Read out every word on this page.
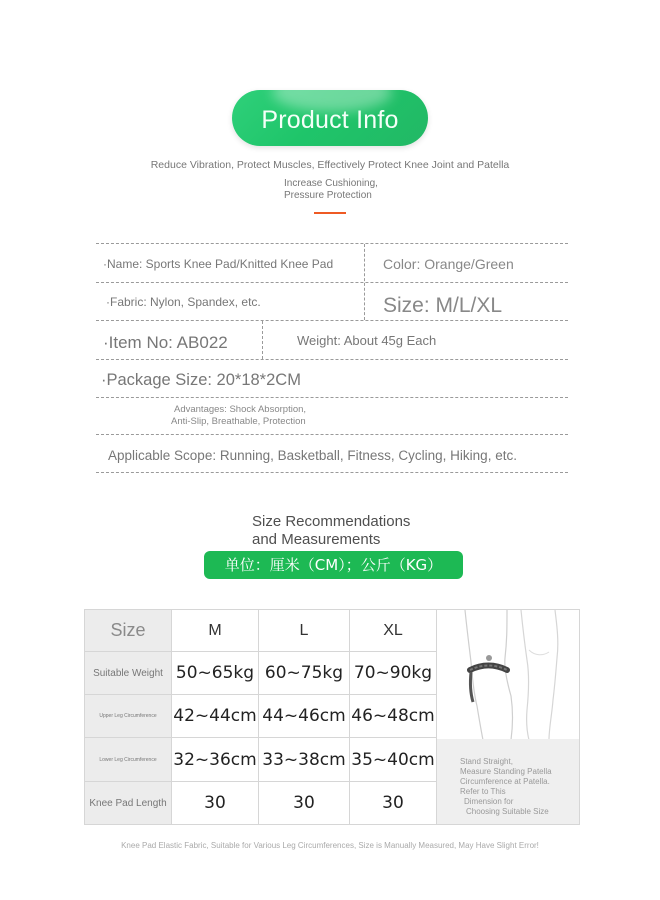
Product Info
Reduce Vibration, Protect Muscles, Effectively Protect Knee Joint and Patella
Increase Cushioning,
Pressure Protection
·Name: Sports Knee Pad/Knitted Knee Pad	Color: Orange/Green
·Fabric: Nylon, Spandex, etc.	Size: M/L/XL
·Item No: AB022	Weight: About 45g Each
·Package Size: 20*18*2CM
Advantages: Shock Absorption,
Anti-Slip, Breathable, Protection
Applicable Scope: Running, Basketball, Fitness, Cycling, Hiking, etc.
Size Recommendations
and Measurements
单位：厘米（CM）；公斤（KG）
Size	M	L	XL
Suitable Weight	50~65kg	60~75kg	70~90kg
Upper Leg Circumference	42~44cm	44~46cm	46~48cm
Lower Leg Circumference	32~36cm	33~38cm	35~40cm
Knee Pad Length	30	30	30
Stand Straight,
Measure Standing Patella
Circumference at Patella.
Refer to This
Dimension for
Choosing Suitable Size
Knee Pad Elastic Fabric, Suitable for Various Leg Circumferences, Size is Manually Measured, May Have Slight Error!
━━━━━━━━━━━━━━━━━━━━
TASK TO CARRY OUT >>
Reproduce every entry exactly, but omit each picture.

OUTPUT >>
Read out every word on this page.
Product Info
Reduce Vibration, Protect Muscles, Effectively Protect Knee Joint and Patella
Increase Cushioning,
Pressure Protection
·Name: Sports Knee Pad/Knitted Knee Pad	Color: Orange/Green
·Fabric: Nylon, Spandex, etc.	Size: M/L/XL
·Item No: AB022	Weight: About 45g Each
·Package Size: 20*18*2CM
Advantages: Shock Absorption,
Anti-Slip, Breathable, Protection
Applicable Scope: Running, Basketball, Fitness, Cycling, Hiking, etc.
Size Recommendations
and Measurements
单位：厘米（CM）；公斤（KG）
Size	M	L	XL
Suitable Weight	50~65kg	60~75kg	70~90kg
Upper Leg Circumference	42~44cm	44~46cm	46~48cm
Lower Leg Circumference	32~36cm	33~38cm	35~40cm
Knee Pad Length	30	30	30
Stand Straight,
Measure Standing Patella
Circumference at Patella.
Refer to This
Dimension for
Choosing Suitable Size
Knee Pad Elastic Fabric, Suitable for Various Leg Circumferences, Size is Manually Measured, May Have Slight Error!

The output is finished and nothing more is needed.